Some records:
----

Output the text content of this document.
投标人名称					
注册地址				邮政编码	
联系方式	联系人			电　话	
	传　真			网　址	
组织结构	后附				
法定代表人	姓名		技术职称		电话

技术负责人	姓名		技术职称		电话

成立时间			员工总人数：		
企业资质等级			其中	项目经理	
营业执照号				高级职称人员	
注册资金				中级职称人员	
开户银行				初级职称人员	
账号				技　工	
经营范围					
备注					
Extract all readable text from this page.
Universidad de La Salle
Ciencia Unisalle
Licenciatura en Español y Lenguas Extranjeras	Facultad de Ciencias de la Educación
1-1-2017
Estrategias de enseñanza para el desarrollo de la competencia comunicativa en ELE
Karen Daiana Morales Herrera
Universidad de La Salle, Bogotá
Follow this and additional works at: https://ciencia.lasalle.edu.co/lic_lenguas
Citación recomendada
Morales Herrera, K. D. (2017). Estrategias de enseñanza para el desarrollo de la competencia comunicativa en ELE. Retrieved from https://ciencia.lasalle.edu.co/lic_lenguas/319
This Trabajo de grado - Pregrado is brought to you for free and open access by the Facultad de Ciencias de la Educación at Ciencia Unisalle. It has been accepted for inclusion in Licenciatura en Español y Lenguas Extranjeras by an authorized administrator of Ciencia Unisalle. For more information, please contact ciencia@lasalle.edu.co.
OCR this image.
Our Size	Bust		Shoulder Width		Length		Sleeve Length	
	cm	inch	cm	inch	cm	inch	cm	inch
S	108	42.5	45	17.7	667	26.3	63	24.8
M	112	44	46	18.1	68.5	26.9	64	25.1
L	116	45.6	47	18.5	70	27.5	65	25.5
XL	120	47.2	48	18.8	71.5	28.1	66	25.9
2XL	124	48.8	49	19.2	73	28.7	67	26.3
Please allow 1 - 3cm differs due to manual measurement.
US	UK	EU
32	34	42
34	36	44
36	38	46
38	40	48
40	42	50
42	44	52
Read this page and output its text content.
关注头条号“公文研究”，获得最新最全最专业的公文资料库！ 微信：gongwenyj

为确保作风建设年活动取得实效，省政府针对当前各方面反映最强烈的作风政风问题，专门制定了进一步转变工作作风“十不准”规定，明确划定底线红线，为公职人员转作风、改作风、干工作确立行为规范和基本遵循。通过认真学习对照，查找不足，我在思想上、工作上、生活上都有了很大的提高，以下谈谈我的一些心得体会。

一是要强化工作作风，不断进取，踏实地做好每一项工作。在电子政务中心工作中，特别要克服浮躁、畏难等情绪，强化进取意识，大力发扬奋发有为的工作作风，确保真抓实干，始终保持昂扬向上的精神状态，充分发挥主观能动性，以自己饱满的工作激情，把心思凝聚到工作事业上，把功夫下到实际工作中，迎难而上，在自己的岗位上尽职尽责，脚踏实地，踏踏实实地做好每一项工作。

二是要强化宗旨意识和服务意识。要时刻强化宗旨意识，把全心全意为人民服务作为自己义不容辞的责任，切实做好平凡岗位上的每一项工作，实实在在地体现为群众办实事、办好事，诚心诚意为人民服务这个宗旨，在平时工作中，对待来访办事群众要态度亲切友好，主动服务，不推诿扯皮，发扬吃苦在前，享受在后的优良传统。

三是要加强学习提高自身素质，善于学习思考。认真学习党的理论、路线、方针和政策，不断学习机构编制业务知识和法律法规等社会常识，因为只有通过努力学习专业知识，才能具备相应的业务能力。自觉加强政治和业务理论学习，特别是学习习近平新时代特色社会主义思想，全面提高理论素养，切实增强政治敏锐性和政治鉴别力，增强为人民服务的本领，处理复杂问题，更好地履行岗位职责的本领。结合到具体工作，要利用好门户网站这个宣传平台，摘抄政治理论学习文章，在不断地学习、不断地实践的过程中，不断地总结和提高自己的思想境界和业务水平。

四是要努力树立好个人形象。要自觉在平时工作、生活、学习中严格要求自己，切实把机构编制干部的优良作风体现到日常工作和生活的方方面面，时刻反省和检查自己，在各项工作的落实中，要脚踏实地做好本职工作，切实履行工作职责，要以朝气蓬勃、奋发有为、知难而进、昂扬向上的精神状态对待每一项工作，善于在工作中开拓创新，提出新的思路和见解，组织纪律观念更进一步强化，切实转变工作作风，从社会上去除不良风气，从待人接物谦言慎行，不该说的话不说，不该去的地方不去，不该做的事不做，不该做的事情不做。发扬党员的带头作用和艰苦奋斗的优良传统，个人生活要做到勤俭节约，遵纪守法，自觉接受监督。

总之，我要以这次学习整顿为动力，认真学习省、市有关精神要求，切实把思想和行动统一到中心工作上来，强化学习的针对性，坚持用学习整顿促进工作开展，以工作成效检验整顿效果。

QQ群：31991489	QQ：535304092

----

Exercise >> Quote each line of the listing above exactly.

Reply to the task >>
Output the text content of this document.
投标人名称					
注册地址				邮政编码	
联系方式	联系人			电　话	
	传　真			网　址	
组织结构	后附				
法定代表人	姓名		技术职称		电话

技术负责人	姓名		技术职称		电话

成立时间			员工总人数：		
企业资质等级			其中	项目经理	
营业执照号				高级职称人员	
注册资金				中级职称人员	
开户银行				初级职称人员	
账号				技　工	
经营范围					
备注					
Extract all readable text from this page.
Universidad de La Salle
Ciencia Unisalle
Licenciatura en Español y Lenguas Extranjeras	Facultad de Ciencias de la Educación
1-1-2017
Estrategias de enseñanza para el desarrollo de la competencia comunicativa en ELE
Karen Daiana Morales Herrera
Universidad de La Salle, Bogotá
Follow this and additional works at: https://ciencia.lasalle.edu.co/lic_lenguas
Citación recomendada
Morales Herrera, K. D. (2017). Estrategias de enseñanza para el desarrollo de la competencia comunicativa en ELE. Retrieved from https://ciencia.lasalle.edu.co/lic_lenguas/319
This Trabajo de grado - Pregrado is brought to you for free and open access by the Facultad de Ciencias de la Educación at Ciencia Unisalle. It has been accepted for inclusion in Licenciatura en Español y Lenguas Extranjeras by an authorized administrator of Ciencia Unisalle. For more information, please contact ciencia@lasalle.edu.co.
OCR this image.
Our Size	Bust		Shoulder Width		Length		Sleeve Length	
	cm	inch	cm	inch	cm	inch	cm	inch
S	108	42.5	45	17.7	667	26.3	63	24.8
M	112	44	46	18.1	68.5	26.9	64	25.1
L	116	45.6	47	18.5	70	27.5	65	25.5
XL	120	47.2	48	18.8	71.5	28.1	66	25.9
2XL	124	48.8	49	19.2	73	28.7	67	26.3
Please allow 1 - 3cm differs due to manual measurement.
US	UK	EU
32	34	42
34	36	44
36	38	46
38	40	48
40	42	50
42	44	52
Read this page and output its text content.
关注头条号“公文研究”，获得最新最全最专业的公文资料库！ 微信：gongwenyj

为确保作风建设年活动取得实效，省政府针对当前各方面反映最强烈的作风政风问题，专门制定了进一步转变工作作风“十不准”规定，明确划定底线红线，为公职人员转作风、改作风、干工作确立行为规范和基本遵循。通过认真学习对照，查找不足，我在思想上、工作上、生活上都有了很大的提高，以下谈谈我的一些心得体会。

一是要强化工作作风，不断进取，踏实地做好每一项工作。在电子政务中心工作中，特别要克服浮躁、畏难等情绪，强化进取意识，大力发扬奋发有为的工作作风，确保真抓实干，始终保持昂扬向上的精神状态，充分发挥主观能动性，以自己饱满的工作激情，把心思凝聚到工作事业上，把功夫下到实际工作中，迎难而上，在自己的岗位上尽职尽责，脚踏实地，踏踏实实地做好每一项工作。

二是要强化宗旨意识和服务意识。要时刻强化宗旨意识，把全心全意为人民服务作为自己义不容辞的责任，切实做好平凡岗位上的每一项工作，实实在在地体现为群众办实事、办好事，诚心诚意为人民服务这个宗旨，在平时工作中，对待来访办事群众要态度亲切友好，主动服务，不推诿扯皮，发扬吃苦在前，享受在后的优良传统。

三是要加强学习提高自身素质，善于学习思考。认真学习党的理论、路线、方针和政策，不断学习机构编制业务知识和法律法规等社会常识，因为只有通过努力学习专业知识，才能具备相应的业务能力。自觉加强政治和业务理论学习，特别是学习习近平新时代特色社会主义思想，全面提高理论素养，切实增强政治敏锐性和政治鉴别力，增强为人民服务的本领，处理复杂问题，更好地履行岗位职责的本领。结合到具体工作，要利用好门户网站这个宣传平台，摘抄政治理论学习文章，在不断地学习、不断地实践的过程中，不断地总结和提高自己的思想境界和业务水平。

四是要努力树立好个人形象。要自觉在平时工作、生活、学习中严格要求自己，切实把机构编制干部的优良作风体现到日常工作和生活的方方面面，时刻反省和检查自己，在各项工作的落实中，要脚踏实地做好本职工作，切实履行工作职责，要以朝气蓬勃、奋发有为、知难而进、昂扬向上的精神状态对待每一项工作，善于在工作中开拓创新，提出新的思路和见解，组织纪律观念更进一步强化，切实转变工作作风，从社会上去除不良风气，从待人接物谦言慎行，不该说的话不说，不该去的地方不去，不该做的事不做，不该做的事情不做。发扬党员的带头作用和艰苦奋斗的优良传统，个人生活要做到勤俭节约，遵纪守法，自觉接受监督。

总之，我要以这次学习整顿为动力，认真学习省、市有关精神要求，切实把思想和行动统一到中心工作上来，强化学习的针对性，坚持用学习整顿促进工作开展，以工作成效检验整顿效果。

QQ群：31991489	QQ：535304092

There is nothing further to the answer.